> _Written task_
Retype the material that follows, keeping every word as it is.

> _Available data_

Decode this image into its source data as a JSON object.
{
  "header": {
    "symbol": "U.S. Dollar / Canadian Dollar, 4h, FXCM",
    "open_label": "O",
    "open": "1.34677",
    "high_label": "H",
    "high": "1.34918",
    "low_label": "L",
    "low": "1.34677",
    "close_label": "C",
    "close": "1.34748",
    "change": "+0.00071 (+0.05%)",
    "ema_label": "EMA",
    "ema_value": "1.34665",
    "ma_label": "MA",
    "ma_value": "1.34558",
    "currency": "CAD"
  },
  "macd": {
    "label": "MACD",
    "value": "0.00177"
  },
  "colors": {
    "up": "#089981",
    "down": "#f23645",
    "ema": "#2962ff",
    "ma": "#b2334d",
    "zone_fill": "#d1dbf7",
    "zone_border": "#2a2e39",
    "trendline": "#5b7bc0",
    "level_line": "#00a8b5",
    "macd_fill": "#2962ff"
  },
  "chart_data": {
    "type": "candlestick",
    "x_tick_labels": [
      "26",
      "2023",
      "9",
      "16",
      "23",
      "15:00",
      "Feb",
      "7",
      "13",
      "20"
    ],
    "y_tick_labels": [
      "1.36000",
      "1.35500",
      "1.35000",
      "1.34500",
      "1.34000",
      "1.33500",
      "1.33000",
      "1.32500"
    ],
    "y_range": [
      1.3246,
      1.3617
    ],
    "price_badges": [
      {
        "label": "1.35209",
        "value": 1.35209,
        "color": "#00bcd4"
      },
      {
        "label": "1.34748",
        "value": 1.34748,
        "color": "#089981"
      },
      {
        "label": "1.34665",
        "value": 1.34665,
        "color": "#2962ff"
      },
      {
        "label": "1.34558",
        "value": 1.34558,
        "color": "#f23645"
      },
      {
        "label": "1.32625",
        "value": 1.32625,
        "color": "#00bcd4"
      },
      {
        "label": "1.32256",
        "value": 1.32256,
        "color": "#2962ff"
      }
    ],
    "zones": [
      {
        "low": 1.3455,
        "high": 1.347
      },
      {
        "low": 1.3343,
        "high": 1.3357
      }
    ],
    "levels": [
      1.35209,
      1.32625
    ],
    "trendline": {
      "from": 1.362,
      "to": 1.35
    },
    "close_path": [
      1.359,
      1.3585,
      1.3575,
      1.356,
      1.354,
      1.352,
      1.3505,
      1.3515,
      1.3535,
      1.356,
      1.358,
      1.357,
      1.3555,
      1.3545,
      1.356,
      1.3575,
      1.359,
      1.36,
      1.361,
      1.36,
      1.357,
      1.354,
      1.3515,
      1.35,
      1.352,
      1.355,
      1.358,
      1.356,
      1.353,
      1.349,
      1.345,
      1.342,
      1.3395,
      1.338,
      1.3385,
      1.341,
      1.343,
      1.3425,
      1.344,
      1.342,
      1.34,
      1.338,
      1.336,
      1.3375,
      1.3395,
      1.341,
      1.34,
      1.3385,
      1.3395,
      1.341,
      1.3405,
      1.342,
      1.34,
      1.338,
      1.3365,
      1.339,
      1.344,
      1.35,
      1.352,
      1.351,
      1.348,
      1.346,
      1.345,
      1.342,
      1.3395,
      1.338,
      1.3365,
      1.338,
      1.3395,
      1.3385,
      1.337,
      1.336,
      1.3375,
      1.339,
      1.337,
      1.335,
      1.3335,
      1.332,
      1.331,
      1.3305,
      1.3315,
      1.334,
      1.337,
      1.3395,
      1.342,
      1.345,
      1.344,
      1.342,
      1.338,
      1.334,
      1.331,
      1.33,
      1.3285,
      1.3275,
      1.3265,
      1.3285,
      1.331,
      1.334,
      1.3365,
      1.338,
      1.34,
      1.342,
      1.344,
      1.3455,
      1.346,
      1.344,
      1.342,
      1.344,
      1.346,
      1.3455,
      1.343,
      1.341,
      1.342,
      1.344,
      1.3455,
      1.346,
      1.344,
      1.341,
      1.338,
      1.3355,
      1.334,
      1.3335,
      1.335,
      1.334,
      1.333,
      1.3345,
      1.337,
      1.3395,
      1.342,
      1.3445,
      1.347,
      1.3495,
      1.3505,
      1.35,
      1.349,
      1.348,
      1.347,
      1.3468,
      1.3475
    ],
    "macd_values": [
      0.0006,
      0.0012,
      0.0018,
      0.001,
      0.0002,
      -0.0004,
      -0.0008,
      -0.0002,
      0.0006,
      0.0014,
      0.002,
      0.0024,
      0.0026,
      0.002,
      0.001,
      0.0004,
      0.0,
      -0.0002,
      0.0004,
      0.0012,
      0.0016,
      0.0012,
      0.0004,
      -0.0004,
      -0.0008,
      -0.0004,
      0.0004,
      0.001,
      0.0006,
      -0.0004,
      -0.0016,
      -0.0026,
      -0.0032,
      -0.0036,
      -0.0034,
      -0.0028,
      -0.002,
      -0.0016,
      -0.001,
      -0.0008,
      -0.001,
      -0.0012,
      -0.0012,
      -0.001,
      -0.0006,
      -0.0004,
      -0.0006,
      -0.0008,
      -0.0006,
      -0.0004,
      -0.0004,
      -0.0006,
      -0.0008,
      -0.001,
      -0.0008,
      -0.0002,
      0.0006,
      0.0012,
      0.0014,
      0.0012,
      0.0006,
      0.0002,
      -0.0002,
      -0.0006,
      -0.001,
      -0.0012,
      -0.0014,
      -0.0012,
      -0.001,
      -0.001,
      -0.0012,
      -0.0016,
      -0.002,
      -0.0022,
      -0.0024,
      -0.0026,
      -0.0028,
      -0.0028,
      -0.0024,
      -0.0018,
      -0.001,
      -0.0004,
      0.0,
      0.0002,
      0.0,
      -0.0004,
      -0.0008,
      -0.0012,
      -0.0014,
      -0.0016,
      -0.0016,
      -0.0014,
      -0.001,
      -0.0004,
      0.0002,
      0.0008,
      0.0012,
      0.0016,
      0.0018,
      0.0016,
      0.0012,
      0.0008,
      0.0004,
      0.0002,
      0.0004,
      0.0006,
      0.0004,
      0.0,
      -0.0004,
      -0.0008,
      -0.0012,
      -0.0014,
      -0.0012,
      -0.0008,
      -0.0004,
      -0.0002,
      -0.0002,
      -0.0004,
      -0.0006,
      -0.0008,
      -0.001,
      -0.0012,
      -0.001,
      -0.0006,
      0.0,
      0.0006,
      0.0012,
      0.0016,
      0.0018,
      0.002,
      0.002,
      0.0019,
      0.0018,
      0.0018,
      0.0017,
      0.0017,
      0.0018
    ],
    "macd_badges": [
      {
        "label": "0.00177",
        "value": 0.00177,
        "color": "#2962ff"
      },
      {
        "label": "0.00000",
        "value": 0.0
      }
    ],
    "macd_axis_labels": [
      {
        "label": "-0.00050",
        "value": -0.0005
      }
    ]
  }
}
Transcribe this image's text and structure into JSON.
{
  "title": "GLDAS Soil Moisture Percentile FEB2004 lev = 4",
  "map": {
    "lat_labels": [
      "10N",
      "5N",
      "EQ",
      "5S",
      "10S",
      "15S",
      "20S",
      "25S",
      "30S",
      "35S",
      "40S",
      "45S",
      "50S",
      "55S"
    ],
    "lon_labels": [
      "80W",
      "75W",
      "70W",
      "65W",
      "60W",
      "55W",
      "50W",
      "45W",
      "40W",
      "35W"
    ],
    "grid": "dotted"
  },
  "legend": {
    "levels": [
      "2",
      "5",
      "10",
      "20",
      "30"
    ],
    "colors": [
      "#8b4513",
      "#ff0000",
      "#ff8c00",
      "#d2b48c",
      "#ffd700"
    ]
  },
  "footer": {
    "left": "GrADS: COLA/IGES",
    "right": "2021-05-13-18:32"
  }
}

> _Response_
Decode this image into its source data as a JSON object.
{
  "header": {
    "symbol": "U.S. Dollar / Canadian Dollar, 4h, FXCM",
    "open_label": "O",
    "open": "1.34677",
    "high_label": "H",
    "high": "1.34918",
    "low_label": "L",
    "low": "1.34677",
    "close_label": "C",
    "close": "1.34748",
    "change": "+0.00071 (+0.05%)",
    "ema_label": "EMA",
    "ema_value": "1.34665",
    "ma_label": "MA",
    "ma_value": "1.34558",
    "currency": "CAD"
  },
  "macd": {
    "label": "MACD",
    "value": "0.00177"
  },
  "colors": {
    "up": "#089981",
    "down": "#f23645",
    "ema": "#2962ff",
    "ma": "#b2334d",
    "zone_fill": "#d1dbf7",
    "zone_border": "#2a2e39",
    "trendline": "#5b7bc0",
    "level_line": "#00a8b5",
    "macd_fill": "#2962ff"
  },
  "chart_data": {
    "type": "candlestick",
    "x_tick_labels": [
      "26",
      "2023",
      "9",
      "16",
      "23",
      "15:00",
      "Feb",
      "7",
      "13",
      "20"
    ],
    "y_tick_labels": [
      "1.36000",
      "1.35500",
      "1.35000",
      "1.34500",
      "1.34000",
      "1.33500",
      "1.33000",
      "1.32500"
    ],
    "y_range": [
      1.3246,
      1.3617
    ],
    "price_badges": [
      {
        "label": "1.35209",
        "value": 1.35209,
        "color": "#00bcd4"
      },
      {
        "label": "1.34748",
        "value": 1.34748,
        "color": "#089981"
      },
      {
        "label": "1.34665",
        "value": 1.34665,
        "color": "#2962ff"
      },
      {
        "label": "1.34558",
        "value": 1.34558,
        "color": "#f23645"
      },
      {
        "label": "1.32625",
        "value": 1.32625,
        "color": "#00bcd4"
      },
      {
        "label": "1.32256",
        "value": 1.32256,
        "color": "#2962ff"
      }
    ],
    "zones": [
      {
        "low": 1.3455,
        "high": 1.347
      },
      {
        "low": 1.3343,
        "high": 1.3357
      }
    ],
    "levels": [
      1.35209,
      1.32625
    ],
    "trendline": {
      "from": 1.362,
      "to": 1.35
    },
    "close_path": [
      1.359,
      1.3585,
      1.3575,
      1.356,
      1.354,
      1.352,
      1.3505,
      1.3515,
      1.3535,
      1.356,
      1.358,
      1.357,
      1.3555,
      1.3545,
      1.356,
      1.3575,
      1.359,
      1.36,
      1.361,
      1.36,
      1.357,
      1.354,
      1.3515,
      1.35,
      1.352,
      1.355,
      1.358,
      1.356,
      1.353,
      1.349,
      1.345,
      1.342,
      1.3395,
      1.338,
      1.3385,
      1.341,
      1.343,
      1.3425,
      1.344,
      1.342,
      1.34,
      1.338,
      1.336,
      1.3375,
      1.3395,
      1.341,
      1.34,
      1.3385,
      1.3395,
      1.341,
      1.3405,
      1.342,
      1.34,
      1.338,
      1.3365,
      1.339,
      1.344,
      1.35,
      1.352,
      1.351,
      1.348,
      1.346,
      1.345,
      1.342,
      1.3395,
      1.338,
      1.3365,
      1.338,
      1.3395,
      1.3385,
      1.337,
      1.336,
      1.3375,
      1.339,
      1.337,
      1.335,
      1.3335,
      1.332,
      1.331,
      1.3305,
      1.3315,
      1.334,
      1.337,
      1.3395,
      1.342,
      1.345,
      1.344,
      1.342,
      1.338,
      1.334,
      1.331,
      1.33,
      1.3285,
      1.3275,
      1.3265,
      1.3285,
      1.331,
      1.334,
      1.3365,
      1.338,
      1.34,
      1.342,
      1.344,
      1.3455,
      1.346,
      1.344,
      1.342,
      1.344,
      1.346,
      1.3455,
      1.343,
      1.341,
      1.342,
      1.344,
      1.3455,
      1.346,
      1.344,
      1.341,
      1.338,
      1.3355,
      1.334,
      1.3335,
      1.335,
      1.334,
      1.333,
      1.3345,
      1.337,
      1.3395,
      1.342,
      1.3445,
      1.347,
      1.3495,
      1.3505,
      1.35,
      1.349,
      1.348,
      1.347,
      1.3468,
      1.3475
    ],
    "macd_values": [
      0.0006,
      0.0012,
      0.0018,
      0.001,
      0.0002,
      -0.0004,
      -0.0008,
      -0.0002,
      0.0006,
      0.0014,
      0.002,
      0.0024,
      0.0026,
      0.002,
      0.001,
      0.0004,
      0.0,
      -0.0002,
      0.0004,
      0.0012,
      0.0016,
      0.0012,
      0.0004,
      -0.0004,
      -0.0008,
      -0.0004,
      0.0004,
      0.001,
      0.0006,
      -0.0004,
      -0.0016,
      -0.0026,
      -0.0032,
      -0.0036,
      -0.0034,
      -0.0028,
      -0.002,
      -0.0016,
      -0.001,
      -0.0008,
      -0.001,
      -0.0012,
      -0.0012,
      -0.001,
      -0.0006,
      -0.0004,
      -0.0006,
      -0.0008,
      -0.0006,
      -0.0004,
      -0.0004,
      -0.0006,
      -0.0008,
      -0.001,
      -0.0008,
      -0.0002,
      0.0006,
      0.0012,
      0.0014,
      0.0012,
      0.0006,
      0.0002,
      -0.0002,
      -0.0006,
      -0.001,
      -0.0012,
      -0.0014,
      -0.0012,
      -0.001,
      -0.001,
      -0.0012,
      -0.0016,
      -0.002,
      -0.0022,
      -0.0024,
      -0.0026,
      -0.0028,
      -0.0028,
      -0.0024,
      -0.0018,
      -0.001,
      -0.0004,
      0.0,
      0.0002,
      0.0,
      -0.0004,
      -0.0008,
      -0.0012,
      -0.0014,
      -0.0016,
      -0.0016,
      -0.0014,
      -0.001,
      -0.0004,
      0.0002,
      0.0008,
      0.0012,
      0.0016,
      0.0018,
      0.0016,
      0.0012,
      0.0008,
      0.0004,
      0.0002,
      0.0004,
      0.0006,
      0.0004,
      0.0,
      -0.0004,
      -0.0008,
      -0.0012,
      -0.0014,
      -0.0012,
      -0.0008,
      -0.0004,
      -0.0002,
      -0.0002,
      -0.0004,
      -0.0006,
      -0.0008,
      -0.001,
      -0.0012,
      -0.001,
      -0.0006,
      0.0,
      0.0006,
      0.0012,
      0.0016,
      0.0018,
      0.002,
      0.002,
      0.0019,
      0.0018,
      0.0018,
      0.0017,
      0.0017,
      0.0018
    ],
    "macd_badges": [
      {
        "label": "0.00177",
        "value": 0.00177,
        "color": "#2962ff"
      },
      {
        "label": "0.00000",
        "value": 0.0
      }
    ],
    "macd_axis_labels": [
      {
        "label": "-0.00050",
        "value": -0.0005
      }
    ]
  }
}
Transcribe this image's text and structure into JSON.
{
  "title": "GLDAS Soil Moisture Percentile FEB2004 lev = 4",
  "map": {
    "lat_labels": [
      "10N",
      "5N",
      "EQ",
      "5S",
      "10S",
      "15S",
      "20S",
      "25S",
      "30S",
      "35S",
      "40S",
      "45S",
      "50S",
      "55S"
    ],
    "lon_labels": [
      "80W",
      "75W",
      "70W",
      "65W",
      "60W",
      "55W",
      "50W",
      "45W",
      "40W",
      "35W"
    ],
    "grid": "dotted"
  },
  "legend": {
    "levels": [
      "2",
      "5",
      "10",
      "20",
      "30"
    ],
    "colors": [
      "#8b4513",
      "#ff0000",
      "#ff8c00",
      "#d2b48c",
      "#ffd700"
    ]
  },
  "footer": {
    "left": "GrADS: COLA/IGES",
    "right": "2021-05-13-18:32"
  }
}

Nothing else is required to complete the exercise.